→ **Set exercise**
Each entry must appear again exactly as it does in the source.

☆ ☆ ☆ ☆ ☆

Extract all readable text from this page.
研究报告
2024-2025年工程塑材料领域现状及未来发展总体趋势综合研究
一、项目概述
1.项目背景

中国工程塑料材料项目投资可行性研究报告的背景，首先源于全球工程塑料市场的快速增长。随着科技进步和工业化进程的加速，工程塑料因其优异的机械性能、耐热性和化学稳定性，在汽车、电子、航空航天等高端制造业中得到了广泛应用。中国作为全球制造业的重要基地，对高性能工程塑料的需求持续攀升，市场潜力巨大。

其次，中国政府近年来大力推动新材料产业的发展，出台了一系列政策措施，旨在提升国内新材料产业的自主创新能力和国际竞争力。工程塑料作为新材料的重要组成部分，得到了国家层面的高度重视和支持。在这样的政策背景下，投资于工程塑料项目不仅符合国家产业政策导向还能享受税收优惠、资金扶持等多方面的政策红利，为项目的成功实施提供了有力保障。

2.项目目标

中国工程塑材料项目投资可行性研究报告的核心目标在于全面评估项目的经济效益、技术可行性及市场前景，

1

☆ ☆ ☆ ☆ ☆

→ **Task solution**
Extract all readable text from this page.
研究报告
2024-2025年工程塑材料领域现状及未来发展总体趋势综合研究
一、项目概述
1.项目背景

中国工程塑料材料项目投资可行性研究报告的背景，首先源于全球工程塑料市场的快速增长。随着科技进步和工业化进程的加速，工程塑料因其优异的机械性能、耐热性和化学稳定性，在汽车、电子、航空航天等高端制造业中得到了广泛应用。中国作为全球制造业的重要基地，对高性能工程塑料的需求持续攀升，市场潜力巨大。

其次，中国政府近年来大力推动新材料产业的发展，出台了一系列政策措施，旨在提升国内新材料产业的自主创新能力和国际竞争力。工程塑料作为新材料的重要组成部分，得到了国家层面的高度重视和支持。在这样的政策背景下，投资于工程塑料项目不仅符合国家产业政策导向还能享受税收优惠、资金扶持等多方面的政策红利，为项目的成功实施提供了有力保障。

2.项目目标

中国工程塑材料项目投资可行性研究报告的核心目标在于全面评估项目的经济效益、技术可行性及市场前景，

1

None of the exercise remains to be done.